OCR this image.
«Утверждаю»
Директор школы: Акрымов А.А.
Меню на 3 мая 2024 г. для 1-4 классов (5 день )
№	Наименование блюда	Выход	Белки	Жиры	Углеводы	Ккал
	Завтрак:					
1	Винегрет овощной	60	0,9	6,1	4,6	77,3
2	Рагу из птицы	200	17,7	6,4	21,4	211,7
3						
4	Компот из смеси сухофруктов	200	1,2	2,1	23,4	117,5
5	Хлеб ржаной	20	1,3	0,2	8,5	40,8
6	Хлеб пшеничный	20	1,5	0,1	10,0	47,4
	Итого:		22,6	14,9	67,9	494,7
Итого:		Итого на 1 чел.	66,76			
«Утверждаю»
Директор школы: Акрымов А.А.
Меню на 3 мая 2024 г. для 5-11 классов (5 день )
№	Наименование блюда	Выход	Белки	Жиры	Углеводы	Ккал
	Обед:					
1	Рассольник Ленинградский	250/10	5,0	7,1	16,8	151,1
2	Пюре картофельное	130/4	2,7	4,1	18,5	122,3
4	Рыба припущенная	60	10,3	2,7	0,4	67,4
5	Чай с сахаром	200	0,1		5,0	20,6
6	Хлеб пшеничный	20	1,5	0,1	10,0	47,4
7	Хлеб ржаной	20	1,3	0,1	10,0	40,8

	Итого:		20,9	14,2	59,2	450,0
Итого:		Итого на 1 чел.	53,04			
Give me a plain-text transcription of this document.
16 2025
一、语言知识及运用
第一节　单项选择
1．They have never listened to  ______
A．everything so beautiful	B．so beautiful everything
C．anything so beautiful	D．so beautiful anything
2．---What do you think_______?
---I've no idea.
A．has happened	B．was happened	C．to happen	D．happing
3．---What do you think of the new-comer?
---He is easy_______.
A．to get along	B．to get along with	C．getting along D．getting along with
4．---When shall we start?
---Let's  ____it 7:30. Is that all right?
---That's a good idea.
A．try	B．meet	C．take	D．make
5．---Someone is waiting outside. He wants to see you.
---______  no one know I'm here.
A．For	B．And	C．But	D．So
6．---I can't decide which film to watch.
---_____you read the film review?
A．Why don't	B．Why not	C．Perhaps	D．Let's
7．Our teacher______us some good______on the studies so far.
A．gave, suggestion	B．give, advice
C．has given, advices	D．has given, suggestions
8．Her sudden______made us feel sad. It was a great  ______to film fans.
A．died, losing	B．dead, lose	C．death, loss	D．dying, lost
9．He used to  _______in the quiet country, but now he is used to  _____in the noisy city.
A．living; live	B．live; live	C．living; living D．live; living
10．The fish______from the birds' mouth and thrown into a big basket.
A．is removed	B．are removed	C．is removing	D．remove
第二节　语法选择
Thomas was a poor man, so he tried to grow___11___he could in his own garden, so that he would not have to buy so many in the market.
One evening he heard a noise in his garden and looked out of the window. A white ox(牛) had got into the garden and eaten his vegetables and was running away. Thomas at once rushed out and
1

=======

> _TASK STATEMENT_
Quote the data above in full, changing nothing.

> _REPLY_
OCR this image.
«Утверждаю»
Директор школы: Акрымов А.А.
Меню на 3 мая 2024 г. для 1-4 классов (5 день )
№	Наименование блюда	Выход	Белки	Жиры	Углеводы	Ккал
	Завтрак:					
1	Винегрет овощной	60	0,9	6,1	4,6	77,3
2	Рагу из птицы	200	17,7	6,4	21,4	211,7
3						
4	Компот из смеси сухофруктов	200	1,2	2,1	23,4	117,5
5	Хлеб ржаной	20	1,3	0,2	8,5	40,8
6	Хлеб пшеничный	20	1,5	0,1	10,0	47,4
	Итого:		22,6	14,9	67,9	494,7
Итого:		Итого на 1 чел.	66,76			
«Утверждаю»
Директор школы: Акрымов А.А.
Меню на 3 мая 2024 г. для 5-11 классов (5 день )
№	Наименование блюда	Выход	Белки	Жиры	Углеводы	Ккал
	Обед:					
1	Рассольник Ленинградский	250/10	5,0	7,1	16,8	151,1
2	Пюре картофельное	130/4	2,7	4,1	18,5	122,3
4	Рыба припущенная	60	10,3	2,7	0,4	67,4
5	Чай с сахаром	200	0,1		5,0	20,6
6	Хлеб пшеничный	20	1,5	0,1	10,0	47,4
7	Хлеб ржаной	20	1,3	0,1	10,0	40,8

	Итого:		20,9	14,2	59,2	450,0
Итого:		Итого на 1 чел.	53,04			
Give me a plain-text transcription of this document.
16 2025
一、语言知识及运用
第一节　单项选择
1．They have never listened to  ______
A．everything so beautiful	B．so beautiful everything
C．anything so beautiful	D．so beautiful anything
2．---What do you think_______?
---I've no idea.
A．has happened	B．was happened	C．to happen	D．happing
3．---What do you think of the new-comer?
---He is easy_______.
A．to get along	B．to get along with	C．getting along D．getting along with
4．---When shall we start?
---Let's  ____it 7:30. Is that all right?
---That's a good idea.
A．try	B．meet	C．take	D．make
5．---Someone is waiting outside. He wants to see you.
---______  no one know I'm here.
A．For	B．And	C．But	D．So
6．---I can't decide which film to watch.
---_____you read the film review?
A．Why don't	B．Why not	C．Perhaps	D．Let's
7．Our teacher______us some good______on the studies so far.
A．gave, suggestion	B．give, advice
C．has given, advices	D．has given, suggestions
8．Her sudden______made us feel sad. It was a great  ______to film fans.
A．died, losing	B．dead, lose	C．death, loss	D．dying, lost
9．He used to  _______in the quiet country, but now he is used to  _____in the noisy city.
A．living; live	B．live; live	C．living; living D．live; living
10．The fish______from the birds' mouth and thrown into a big basket.
A．is removed	B．are removed	C．is removing	D．remove
第二节　语法选择
Thomas was a poor man, so he tried to grow___11___he could in his own garden, so that he would not have to buy so many in the market.
One evening he heard a noise in his garden and looked out of the window. A white ox(牛) had got into the garden and eaten his vegetables and was running away. Thomas at once rushed out and
1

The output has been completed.